Do this
Read the lines below and count those that have the word "Balance". Respond with the number only.

[Items from a figure collection]

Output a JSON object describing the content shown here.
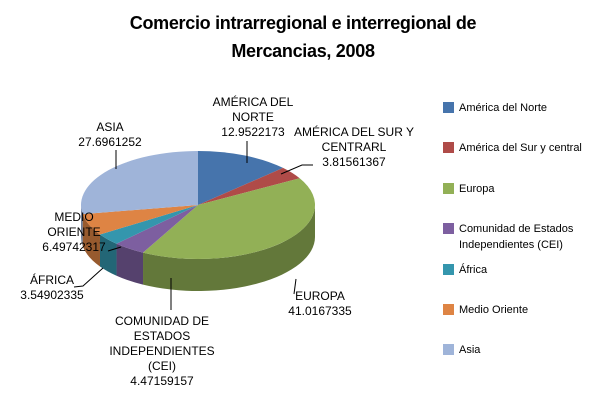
{
  "background_color": "#ffffff",
  "text_color": "#000000",
  "chart_data": {
    "type": "pie",
    "style": "3d",
    "title": "Comercio intrarregional e interregional de Mercancias, 2008",
    "title_lines": [
      "Comercio intrarregional e interregional de",
      "Mercancias, 2008"
    ],
    "legend_position": "right",
    "data_labels": "category name and value",
    "slices": [
      {
        "id": "america-del-norte",
        "legend_label": "América del Norte",
        "callout_lines": [
          "AMÉRICA DEL",
          "NORTE",
          "12.9522173"
        ],
        "value": 12.9522173,
        "color": "#4674AC"
      },
      {
        "id": "america-del-sur-y-central",
        "legend_label": "América del Sur y central",
        "callout_lines": [
          "AMÉRICA DEL SUR Y",
          "CENTRARL",
          "3.81561367"
        ],
        "value": 3.81561367,
        "color": "#AF4B48"
      },
      {
        "id": "europa",
        "legend_label": "Europa",
        "callout_lines": [
          "EUROPA",
          "41.0167335"
        ],
        "value": 41.0167335,
        "color": "#92B056"
      },
      {
        "id": "cei",
        "legend_label": "Comunidad de Estados Independientes (CEI)",
        "callout_lines": [
          "COMUNIDAD DE",
          "ESTADOS",
          "INDEPENDIENTES",
          "(CEI)",
          "4.47159157"
        ],
        "value": 4.47159157,
        "color": "#7D5FA0"
      },
      {
        "id": "africa",
        "legend_label": "África",
        "callout_lines": [
          "ÁFRICA",
          "3.54902335"
        ],
        "value": 3.54902335,
        "color": "#3496AD"
      },
      {
        "id": "medio-oriente",
        "legend_label": "Medio Oriente",
        "callout_lines": [
          "MEDIO",
          "ORIENTE",
          "6.49742317"
        ],
        "value": 6.49742317,
        "color": "#DE8444"
      },
      {
        "id": "asia",
        "legend_label": "Asia",
        "callout_lines": [
          "ASIA",
          "27.6961252"
        ],
        "value": 27.6961252,
        "color": "#9FB4D9"
      }
    ]
  }
}
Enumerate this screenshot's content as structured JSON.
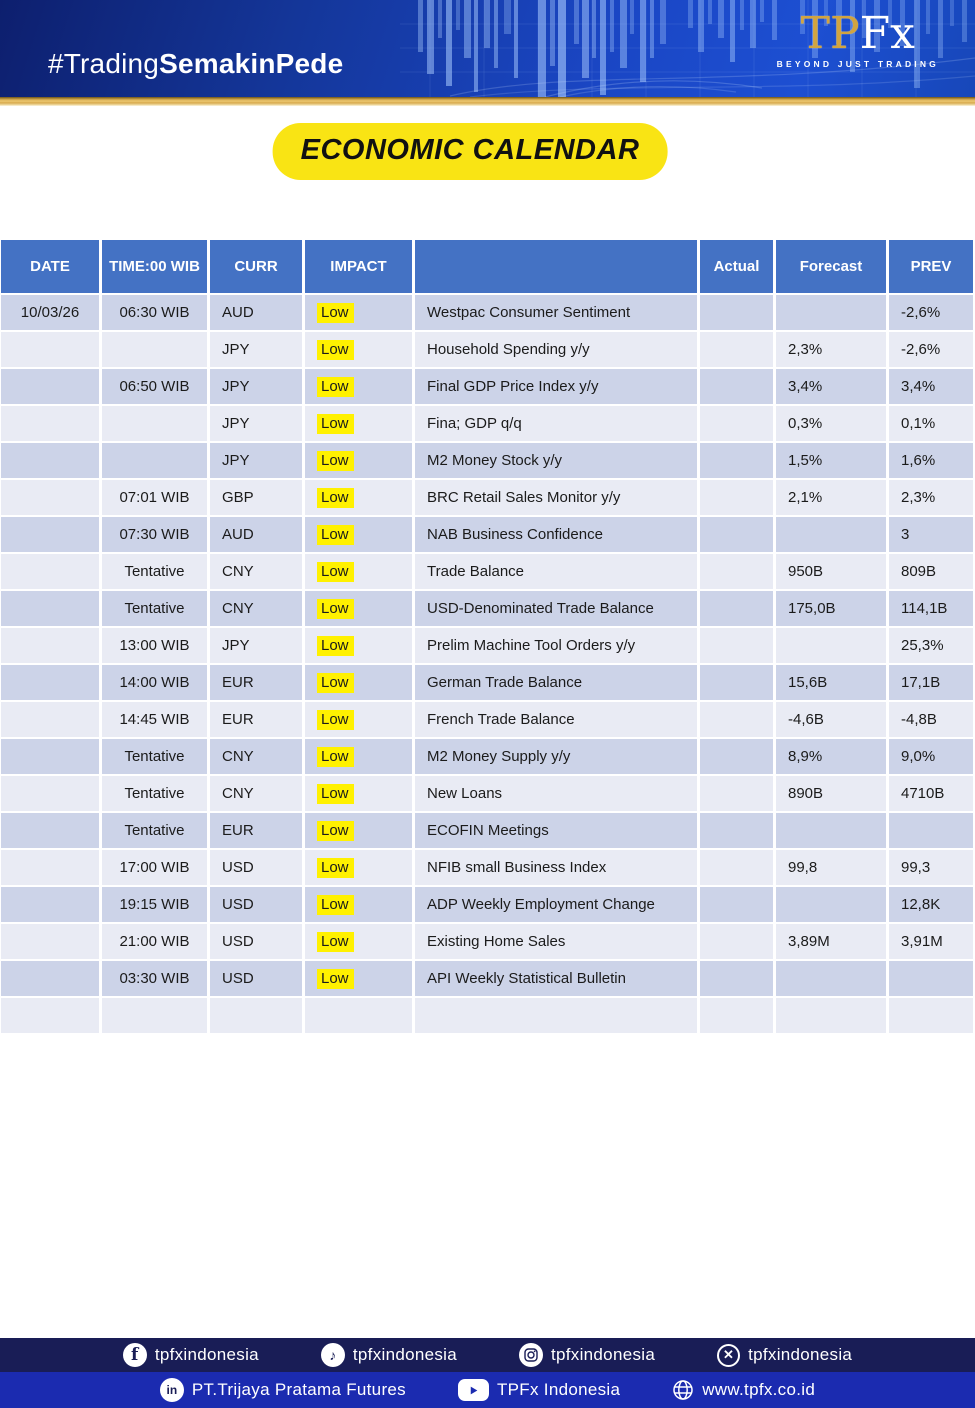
{
  "banner": {
    "hashtag_light": "#Trading",
    "hashtag_bold": "SemakinPede",
    "logo_tp": "TP",
    "logo_fx": "Fx",
    "logo_tagline": "BEYOND JUST TRADING"
  },
  "title": "ECONOMIC CALENDAR",
  "table": {
    "headers": [
      "DATE",
      "TIME:00 WIB",
      "CURR",
      "IMPACT",
      "",
      "Actual",
      "Forecast",
      "PREV"
    ],
    "rows": [
      [
        "10/03/26",
        "06:30 WIB",
        "AUD",
        "Low",
        "Westpac Consumer Sentiment",
        "",
        "",
        "-2,6%"
      ],
      [
        "",
        "",
        "JPY",
        "Low",
        "Household Spending y/y",
        "",
        "2,3%",
        "-2,6%"
      ],
      [
        "",
        "06:50 WIB",
        "JPY",
        "Low",
        "Final GDP Price Index y/y",
        "",
        "3,4%",
        "3,4%"
      ],
      [
        "",
        "",
        "JPY",
        "Low",
        "Fina; GDP q/q",
        "",
        "0,3%",
        "0,1%"
      ],
      [
        "",
        "",
        "JPY",
        "Low",
        "M2 Money Stock y/y",
        "",
        "1,5%",
        "1,6%"
      ],
      [
        "",
        "07:01 WIB",
        "GBP",
        "Low",
        "BRC Retail Sales Monitor y/y",
        "",
        "2,1%",
        "2,3%"
      ],
      [
        "",
        "07:30 WIB",
        "AUD",
        "Low",
        "NAB Business Confidence",
        "",
        "",
        "3"
      ],
      [
        "",
        "Tentative",
        "CNY",
        "Low",
        "Trade Balance",
        "",
        "950B",
        "809B"
      ],
      [
        "",
        "Tentative",
        "CNY",
        "Low",
        "USD-Denominated Trade Balance",
        "",
        "175,0B",
        "114,1B"
      ],
      [
        "",
        "13:00 WIB",
        "JPY",
        "Low",
        "Prelim Machine Tool Orders y/y",
        "",
        "",
        "25,3%"
      ],
      [
        "",
        "14:00 WIB",
        "EUR",
        "Low",
        "German Trade Balance",
        "",
        "15,6B",
        "17,1B"
      ],
      [
        "",
        "14:45 WIB",
        "EUR",
        "Low",
        "French Trade Balance",
        "",
        "-4,6B",
        "-4,8B"
      ],
      [
        "",
        "Tentative",
        "CNY",
        "Low",
        "M2 Money Supply y/y",
        "",
        "8,9%",
        "9,0%"
      ],
      [
        "",
        "Tentative",
        "CNY",
        "Low",
        "New Loans",
        "",
        "890B",
        "4710B"
      ],
      [
        "",
        "Tentative",
        "EUR",
        "Low",
        "ECOFIN Meetings",
        "",
        "",
        ""
      ],
      [
        "",
        "17:00 WIB",
        "USD",
        "Low",
        "NFIB small Business Index",
        "",
        "99,8",
        "99,3"
      ],
      [
        "",
        "19:15 WIB",
        "USD",
        "Low",
        "ADP Weekly Employment Change",
        "",
        "",
        "12,8K"
      ],
      [
        "",
        "21:00 WIB",
        "USD",
        "Low",
        "Existing Home Sales",
        "",
        "3,89M",
        "3,91M"
      ],
      [
        "",
        "03:30 WIB",
        "USD",
        "Low",
        "API Weekly Statistical Bulletin",
        "",
        "",
        ""
      ],
      [
        "",
        "",
        "",
        "",
        "",
        "",
        "",
        ""
      ]
    ]
  },
  "footer": {
    "social": [
      {
        "network": "facebook",
        "label": "tpfxindonesia"
      },
      {
        "network": "tiktok",
        "label": "tpfxindonesia"
      },
      {
        "network": "instagram",
        "label": "tpfxindonesia"
      },
      {
        "network": "x",
        "label": "tpfxindonesia"
      }
    ],
    "company": [
      {
        "network": "linkedin",
        "label": "PT.Trijaya Pratama Futures"
      },
      {
        "network": "youtube",
        "label": "TPFx Indonesia"
      },
      {
        "network": "website",
        "label": "www.tpfx.co.id"
      }
    ]
  },
  "colors": {
    "table_header_blue": "#4472C4",
    "row_dark": "#CCD3E8",
    "row_light": "#E9EBF4",
    "impact_highlight": "#FFF100",
    "title_badge_yellow": "#F9E414",
    "gold": "#D2A440",
    "footer_navy": "#191D56",
    "footer_royal_blue": "#1B2BB0",
    "banner_blue": "#1A46C4"
  }
}
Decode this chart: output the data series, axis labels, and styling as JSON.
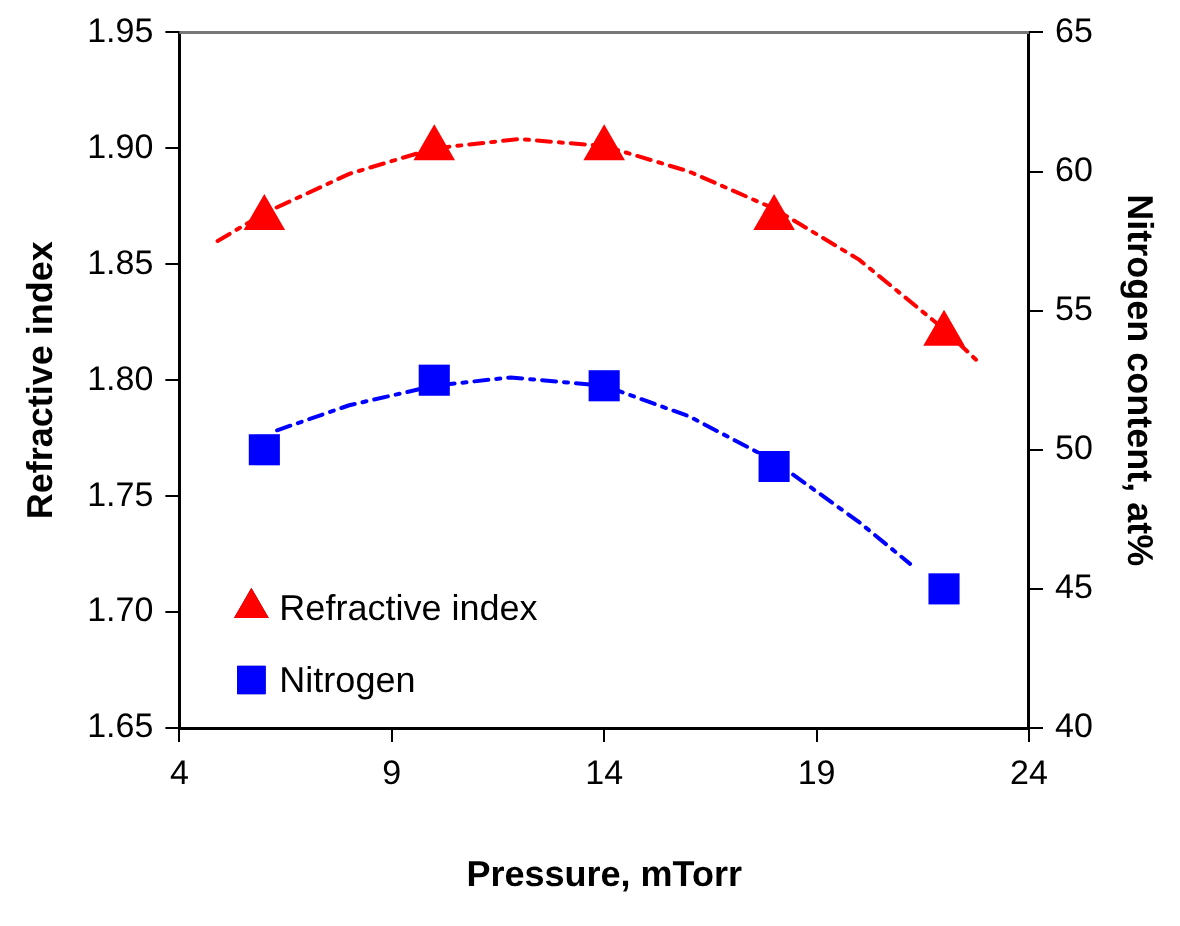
{
  "chart_data": {
    "type": "scatter",
    "xlabel": "Pressure, mTorr",
    "ylabel": "Refractive index",
    "y2label": "Nitrogen content, at%",
    "xlim": [
      4,
      24
    ],
    "xticks": [
      4,
      9,
      14,
      19,
      24
    ],
    "ylim": [
      1.65,
      1.95
    ],
    "yticks": [
      1.65,
      {
        "value": 1.7,
        "label": "1.70"
      },
      1.75,
      {
        "value": 1.8,
        "label": "1.80"
      },
      1.85,
      {
        "value": 1.9,
        "label": "1.90"
      },
      1.95
    ],
    "y2lim": [
      40,
      65
    ],
    "y2ticks": [
      40,
      45,
      50,
      55,
      60,
      65
    ],
    "grid": false,
    "legend": "bottom left",
    "series": [
      {
        "name": "Refractive index",
        "marker": "triangle",
        "color": "#ff0000",
        "x": [
          6,
          10,
          14,
          18,
          22
        ],
        "values": [
          1.87,
          1.9,
          1.9,
          1.87,
          1.82
        ]
      },
      {
        "name": "Nitrogen",
        "marker": "square",
        "axis": "y2",
        "color": "#0000ff",
        "x": [
          6,
          10,
          14,
          18,
          22
        ],
        "values": [
          50,
          52.5,
          52.3,
          49.4,
          45
        ]
      },
      {
        "type": "line",
        "marker": "none",
        "line_style": "dashed",
        "color": "#ff0000",
        "x": [
          4.9,
          6,
          8,
          10,
          12,
          14,
          16,
          18,
          20,
          22,
          22.8
        ],
        "values": [
          1.86,
          1.872,
          1.889,
          1.9,
          1.904,
          1.901,
          1.89,
          1.874,
          1.852,
          1.822,
          1.808
        ]
      },
      {
        "type": "line",
        "marker": "none",
        "line_style": "dashed",
        "axis": "y2",
        "color": "#0000ff",
        "x": [
          6.3,
          8,
          10,
          11.8,
          14,
          16,
          18,
          20,
          21.2
        ],
        "values": [
          50.7,
          51.6,
          52.3,
          52.6,
          52.3,
          51.2,
          49.6,
          47.4,
          45.9
        ]
      }
    ]
  }
}
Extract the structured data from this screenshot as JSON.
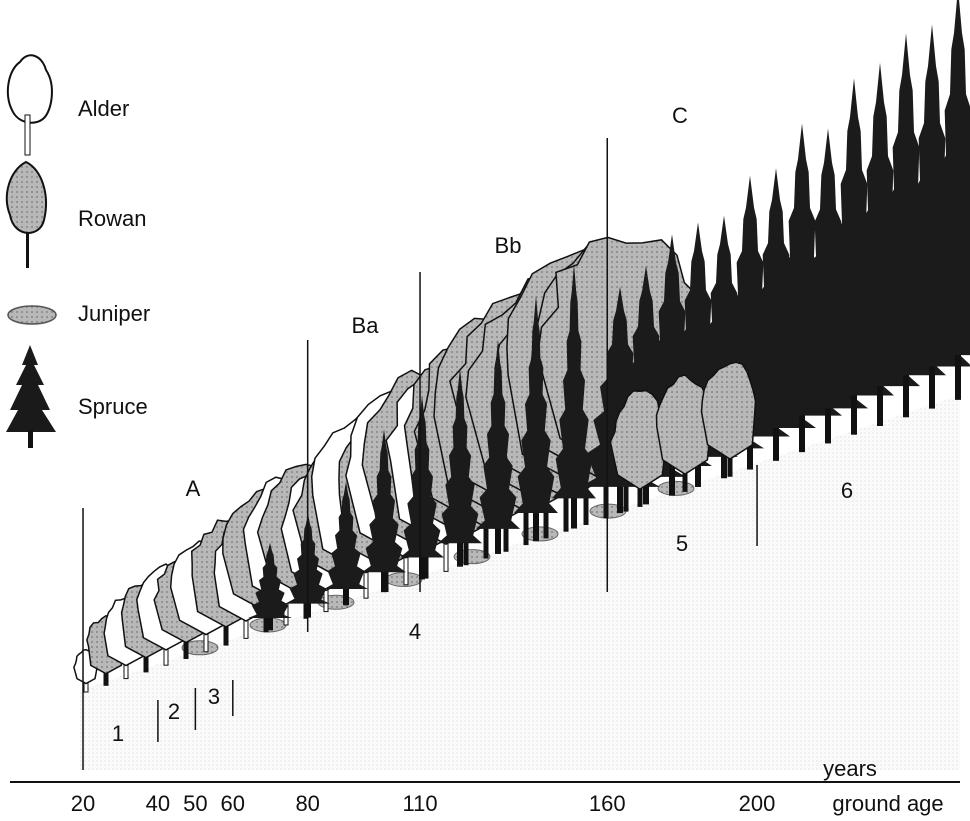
{
  "legend": [
    {
      "label": "Alder"
    },
    {
      "label": "Rowan"
    },
    {
      "label": "Juniper"
    },
    {
      "label": "Spruce"
    }
  ],
  "stages": [
    "A",
    "Ba",
    "Bb",
    "C"
  ],
  "zones": [
    "1",
    "2",
    "3",
    "4",
    "5",
    "6"
  ],
  "axis": {
    "ticks": [
      20,
      40,
      50,
      60,
      80,
      110,
      160,
      200
    ],
    "xlim": [
      0.5,
      254.2
    ],
    "unit": "years",
    "label": "ground age"
  }
}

Solved exercise
4